▸ Instructions for the task
Your task is to reproduce the material exactly.
***** Record list *****
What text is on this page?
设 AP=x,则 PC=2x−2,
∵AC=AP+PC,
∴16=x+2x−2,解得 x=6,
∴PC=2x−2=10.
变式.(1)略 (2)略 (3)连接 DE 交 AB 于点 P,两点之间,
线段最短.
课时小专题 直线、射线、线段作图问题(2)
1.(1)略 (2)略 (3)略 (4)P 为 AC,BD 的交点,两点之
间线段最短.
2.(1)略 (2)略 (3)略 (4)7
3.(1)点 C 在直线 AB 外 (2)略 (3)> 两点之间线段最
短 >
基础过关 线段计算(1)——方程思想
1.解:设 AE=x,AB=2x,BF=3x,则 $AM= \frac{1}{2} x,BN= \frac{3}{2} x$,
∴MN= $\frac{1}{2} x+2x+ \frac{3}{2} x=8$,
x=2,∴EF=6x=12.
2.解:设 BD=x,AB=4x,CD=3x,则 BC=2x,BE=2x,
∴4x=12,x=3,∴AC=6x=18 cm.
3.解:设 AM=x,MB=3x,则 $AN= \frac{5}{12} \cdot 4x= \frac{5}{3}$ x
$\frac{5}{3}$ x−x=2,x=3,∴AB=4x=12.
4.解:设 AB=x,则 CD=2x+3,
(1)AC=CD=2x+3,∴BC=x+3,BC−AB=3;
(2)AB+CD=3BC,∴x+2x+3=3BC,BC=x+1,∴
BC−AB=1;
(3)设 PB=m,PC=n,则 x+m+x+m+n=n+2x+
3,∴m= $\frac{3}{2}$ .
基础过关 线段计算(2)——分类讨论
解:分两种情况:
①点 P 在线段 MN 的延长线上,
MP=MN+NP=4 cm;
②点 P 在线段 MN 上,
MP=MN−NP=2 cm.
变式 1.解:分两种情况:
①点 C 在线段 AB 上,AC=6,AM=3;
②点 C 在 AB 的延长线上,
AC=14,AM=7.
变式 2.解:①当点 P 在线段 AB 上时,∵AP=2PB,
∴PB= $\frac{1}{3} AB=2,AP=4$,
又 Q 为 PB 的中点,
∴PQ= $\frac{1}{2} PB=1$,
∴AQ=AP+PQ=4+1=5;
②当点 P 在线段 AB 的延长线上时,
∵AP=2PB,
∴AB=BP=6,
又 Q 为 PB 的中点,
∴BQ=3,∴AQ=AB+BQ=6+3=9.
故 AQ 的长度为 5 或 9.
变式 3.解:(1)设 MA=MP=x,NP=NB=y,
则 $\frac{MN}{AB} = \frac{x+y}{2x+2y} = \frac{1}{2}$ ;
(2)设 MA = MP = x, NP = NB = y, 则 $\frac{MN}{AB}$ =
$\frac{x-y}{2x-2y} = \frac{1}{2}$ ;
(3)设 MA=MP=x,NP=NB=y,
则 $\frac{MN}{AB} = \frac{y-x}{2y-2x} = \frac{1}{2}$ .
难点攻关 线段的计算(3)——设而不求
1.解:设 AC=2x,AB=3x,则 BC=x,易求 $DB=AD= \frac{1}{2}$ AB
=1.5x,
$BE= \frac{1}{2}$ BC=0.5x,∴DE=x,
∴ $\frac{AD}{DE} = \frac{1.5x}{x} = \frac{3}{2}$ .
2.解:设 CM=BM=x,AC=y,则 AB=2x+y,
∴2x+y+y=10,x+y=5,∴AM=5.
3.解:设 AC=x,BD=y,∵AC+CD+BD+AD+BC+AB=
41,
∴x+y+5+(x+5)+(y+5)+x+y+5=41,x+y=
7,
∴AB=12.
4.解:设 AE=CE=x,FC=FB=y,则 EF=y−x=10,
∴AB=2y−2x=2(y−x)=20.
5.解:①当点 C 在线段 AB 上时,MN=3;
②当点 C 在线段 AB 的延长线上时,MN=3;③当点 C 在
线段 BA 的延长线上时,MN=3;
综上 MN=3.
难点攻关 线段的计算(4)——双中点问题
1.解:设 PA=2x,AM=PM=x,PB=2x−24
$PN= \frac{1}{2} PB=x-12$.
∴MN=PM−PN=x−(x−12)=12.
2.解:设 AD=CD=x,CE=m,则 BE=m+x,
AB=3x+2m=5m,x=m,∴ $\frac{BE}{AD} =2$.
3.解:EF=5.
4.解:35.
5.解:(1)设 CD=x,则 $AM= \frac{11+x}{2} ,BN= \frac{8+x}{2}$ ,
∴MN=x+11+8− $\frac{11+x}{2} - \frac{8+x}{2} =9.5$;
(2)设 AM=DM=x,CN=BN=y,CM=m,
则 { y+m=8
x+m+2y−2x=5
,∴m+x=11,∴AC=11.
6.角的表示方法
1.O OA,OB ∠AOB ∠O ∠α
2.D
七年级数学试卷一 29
*****
▸ Task answer
What text is on this page?
设 AP=x,则 PC=2x−2,
∵AC=AP+PC,
∴16=x+2x−2,解得 x=6,
∴PC=2x−2=10.
变式.(1)略 (2)略 (3)连接 DE 交 AB 于点 P,两点之间,
线段最短.
课时小专题 直线、射线、线段作图问题(2)
1.(1)略 (2)略 (3)略 (4)P 为 AC,BD 的交点,两点之
间线段最短.
2.(1)略 (2)略 (3)略 (4)7
3.(1)点 C 在直线 AB 外 (2)略 (3)> 两点之间线段最
短 >
基础过关 线段计算(1)——方程思想
1.解:设 AE=x,AB=2x,BF=3x,则 $AM= \frac{1}{2} x,BN= \frac{3}{2} x$,
∴MN= $\frac{1}{2} x+2x+ \frac{3}{2} x=8$,
x=2,∴EF=6x=12.
2.解:设 BD=x,AB=4x,CD=3x,则 BC=2x,BE=2x,
∴4x=12,x=3,∴AC=6x=18 cm.
3.解:设 AM=x,MB=3x,则 $AN= \frac{5}{12} \cdot 4x= \frac{5}{3}$ x
$\frac{5}{3}$ x−x=2,x=3,∴AB=4x=12.
4.解:设 AB=x,则 CD=2x+3,
(1)AC=CD=2x+3,∴BC=x+3,BC−AB=3;
(2)AB+CD=3BC,∴x+2x+3=3BC,BC=x+1,∴
BC−AB=1;
(3)设 PB=m,PC=n,则 x+m+x+m+n=n+2x+
3,∴m= $\frac{3}{2}$ .
基础过关 线段计算(2)——分类讨论
解:分两种情况:
①点 P 在线段 MN 的延长线上,
MP=MN+NP=4 cm;
②点 P 在线段 MN 上,
MP=MN−NP=2 cm.
变式 1.解:分两种情况:
①点 C 在线段 AB 上,AC=6,AM=3;
②点 C 在 AB 的延长线上,
AC=14,AM=7.
变式 2.解:①当点 P 在线段 AB 上时,∵AP=2PB,
∴PB= $\frac{1}{3} AB=2,AP=4$,
又 Q 为 PB 的中点,
∴PQ= $\frac{1}{2} PB=1$,
∴AQ=AP+PQ=4+1=5;
②当点 P 在线段 AB 的延长线上时,
∵AP=2PB,
∴AB=BP=6,
又 Q 为 PB 的中点,
∴BQ=3,∴AQ=AB+BQ=6+3=9.
故 AQ 的长度为 5 或 9.
变式 3.解:(1)设 MA=MP=x,NP=NB=y,
则 $\frac{MN}{AB} = \frac{x+y}{2x+2y} = \frac{1}{2}$ ;
(2)设 MA = MP = x, NP = NB = y, 则 $\frac{MN}{AB}$ =
$\frac{x-y}{2x-2y} = \frac{1}{2}$ ;
(3)设 MA=MP=x,NP=NB=y,
则 $\frac{MN}{AB} = \frac{y-x}{2y-2x} = \frac{1}{2}$ .
难点攻关 线段的计算(3)——设而不求
1.解:设 AC=2x,AB=3x,则 BC=x,易求 $DB=AD= \frac{1}{2}$ AB
=1.5x,
$BE= \frac{1}{2}$ BC=0.5x,∴DE=x,
∴ $\frac{AD}{DE} = \frac{1.5x}{x} = \frac{3}{2}$ .
2.解:设 CM=BM=x,AC=y,则 AB=2x+y,
∴2x+y+y=10,x+y=5,∴AM=5.
3.解:设 AC=x,BD=y,∵AC+CD+BD+AD+BC+AB=
41,
∴x+y+5+(x+5)+(y+5)+x+y+5=41,x+y=
7,
∴AB=12.
4.解:设 AE=CE=x,FC=FB=y,则 EF=y−x=10,
∴AB=2y−2x=2(y−x)=20.
5.解:①当点 C 在线段 AB 上时,MN=3;
②当点 C 在线段 AB 的延长线上时,MN=3;③当点 C 在
线段 BA 的延长线上时,MN=3;
综上 MN=3.
难点攻关 线段的计算(4)——双中点问题
1.解:设 PA=2x,AM=PM=x,PB=2x−24
$PN= \frac{1}{2} PB=x-12$.
∴MN=PM−PN=x−(x−12)=12.
2.解:设 AD=CD=x,CE=m,则 BE=m+x,
AB=3x+2m=5m,x=m,∴ $\frac{BE}{AD} =2$.
3.解:EF=5.
4.解:35.
5.解:(1)设 CD=x,则 $AM= \frac{11+x}{2} ,BN= \frac{8+x}{2}$ ,
∴MN=x+11+8− $\frac{11+x}{2} - \frac{8+x}{2} =9.5$;
(2)设 AM=DM=x,CN=BN=y,CM=m,
则 { y+m=8
x+m+2y−2x=5
,∴m+x=11,∴AC=11.
6.角的表示方法
1.O OA,OB ∠AOB ∠O ∠α
2.D
七年级数学试卷一 29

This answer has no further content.